[begin Extracted data]

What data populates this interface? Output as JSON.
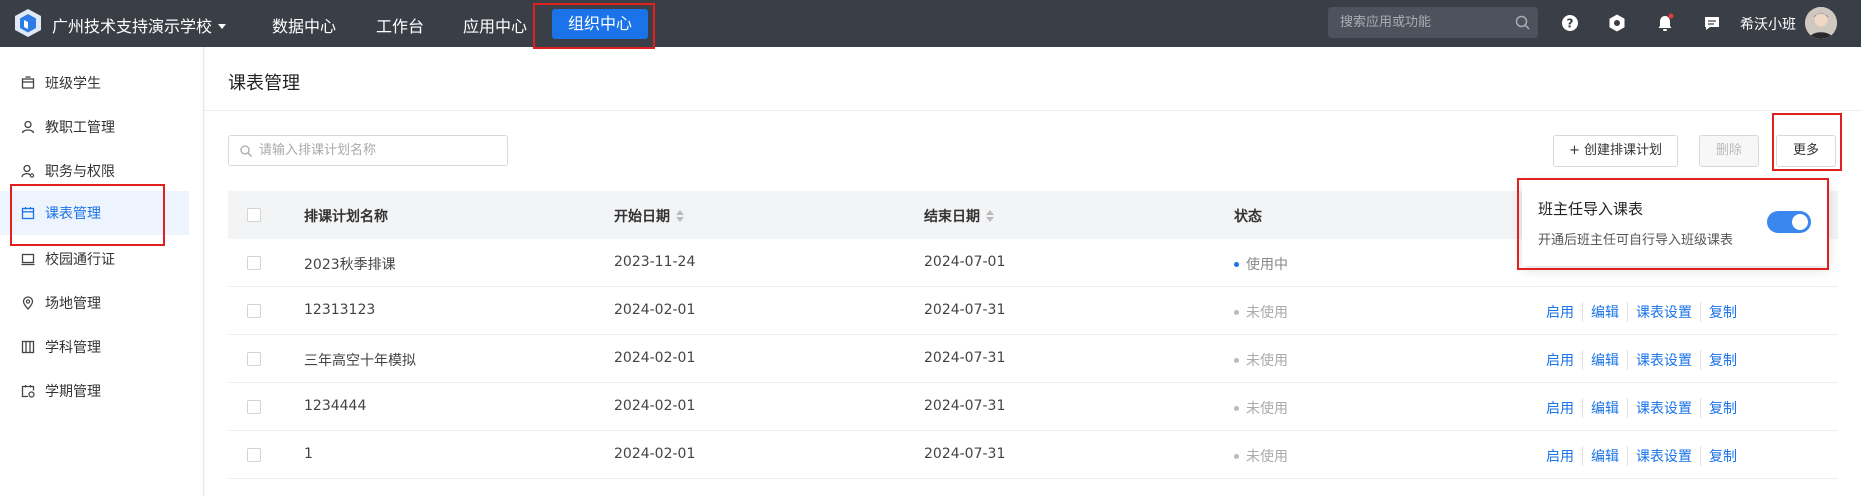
{
  "topbar": {
    "school_name": "广州技术支持演示学校",
    "nav": [
      "数据中心",
      "工作台",
      "应用中心"
    ],
    "nav_active": "组织中心",
    "search_placeholder": "搜索应用或功能",
    "username": "希沃小班"
  },
  "sidebar": {
    "items": [
      {
        "label": "班级学生",
        "icon": "class-icon"
      },
      {
        "label": "教职工管理",
        "icon": "user-icon"
      },
      {
        "label": "职务与权限",
        "icon": "user-key-icon"
      },
      {
        "label": "课表管理",
        "icon": "calendar-icon",
        "active": true
      },
      {
        "label": "校园通行证",
        "icon": "pass-card-icon"
      },
      {
        "label": "场地管理",
        "icon": "location-pin-icon"
      },
      {
        "label": "学科管理",
        "icon": "book-icon"
      },
      {
        "label": "学期管理",
        "icon": "calendar-clock-icon"
      }
    ]
  },
  "main": {
    "page_title": "课表管理",
    "filter_placeholder": "请输入排课计划名称",
    "buttons": {
      "create": "+ 创建排课计划",
      "delete": "删除",
      "more": "更多"
    }
  },
  "table": {
    "headers": {
      "name": "排课计划名称",
      "start": "开始日期",
      "end": "结束日期",
      "status": "状态"
    },
    "rows": [
      {
        "name": "2023秋季排课",
        "start": "2023-11-24",
        "end": "2024-07-01",
        "status": "使用中"
      },
      {
        "name": "12313123",
        "start": "2024-02-01",
        "end": "2024-07-31",
        "status": "未使用"
      },
      {
        "name": "三年高空十年模拟",
        "start": "2024-02-01",
        "end": "2024-07-31",
        "status": "未使用"
      },
      {
        "name": "1234444",
        "start": "2024-02-01",
        "end": "2024-07-31",
        "status": "未使用"
      },
      {
        "name": "1",
        "start": "2024-02-01",
        "end": "2024-07-31",
        "status": "未使用"
      }
    ],
    "actions": [
      "启用",
      "编辑",
      "课表设置",
      "复制"
    ]
  },
  "popover": {
    "title": "班主任导入课表",
    "description": "开通后班主任可自行导入班级课表",
    "toggle_on": true
  },
  "colors": {
    "topbar": "#3a3f47",
    "accent": "#1a73e8",
    "status_active": "#1a73e8",
    "status_inactive": "#bbbbbb",
    "annotation": "#e0201f"
  }
}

[end Extracted data]

What to work on:
The records above need to be given again exactly. Omit the pictures.

Output of the exercise:
What data populates this interface? Output as JSON.
{
  "topbar": {
    "school_name": "广州技术支持演示学校",
    "nav": [
      "数据中心",
      "工作台",
      "应用中心"
    ],
    "nav_active": "组织中心",
    "search_placeholder": "搜索应用或功能",
    "username": "希沃小班"
  },
  "sidebar": {
    "items": [
      {
        "label": "班级学生",
        "icon": "class-icon"
      },
      {
        "label": "教职工管理",
        "icon": "user-icon"
      },
      {
        "label": "职务与权限",
        "icon": "user-key-icon"
      },
      {
        "label": "课表管理",
        "icon": "calendar-icon",
        "active": true
      },
      {
        "label": "校园通行证",
        "icon": "pass-card-icon"
      },
      {
        "label": "场地管理",
        "icon": "location-pin-icon"
      },
      {
        "label": "学科管理",
        "icon": "book-icon"
      },
      {
        "label": "学期管理",
        "icon": "calendar-clock-icon"
      }
    ]
  },
  "main": {
    "page_title": "课表管理",
    "filter_placeholder": "请输入排课计划名称",
    "buttons": {
      "create": "+ 创建排课计划",
      "delete": "删除",
      "more": "更多"
    }
  },
  "table": {
    "headers": {
      "name": "排课计划名称",
      "start": "开始日期",
      "end": "结束日期",
      "status": "状态"
    },
    "rows": [
      {
        "name": "2023秋季排课",
        "start": "2023-11-24",
        "end": "2024-07-01",
        "status": "使用中"
      },
      {
        "name": "12313123",
        "start": "2024-02-01",
        "end": "2024-07-31",
        "status": "未使用"
      },
      {
        "name": "三年高空十年模拟",
        "start": "2024-02-01",
        "end": "2024-07-31",
        "status": "未使用"
      },
      {
        "name": "1234444",
        "start": "2024-02-01",
        "end": "2024-07-31",
        "status": "未使用"
      },
      {
        "name": "1",
        "start": "2024-02-01",
        "end": "2024-07-31",
        "status": "未使用"
      }
    ],
    "actions": [
      "启用",
      "编辑",
      "课表设置",
      "复制"
    ]
  },
  "popover": {
    "title": "班主任导入课表",
    "description": "开通后班主任可自行导入班级课表",
    "toggle_on": true
  },
  "colors": {
    "topbar": "#3a3f47",
    "accent": "#1a73e8",
    "status_active": "#1a73e8",
    "status_inactive": "#bbbbbb",
    "annotation": "#e0201f"
  }
}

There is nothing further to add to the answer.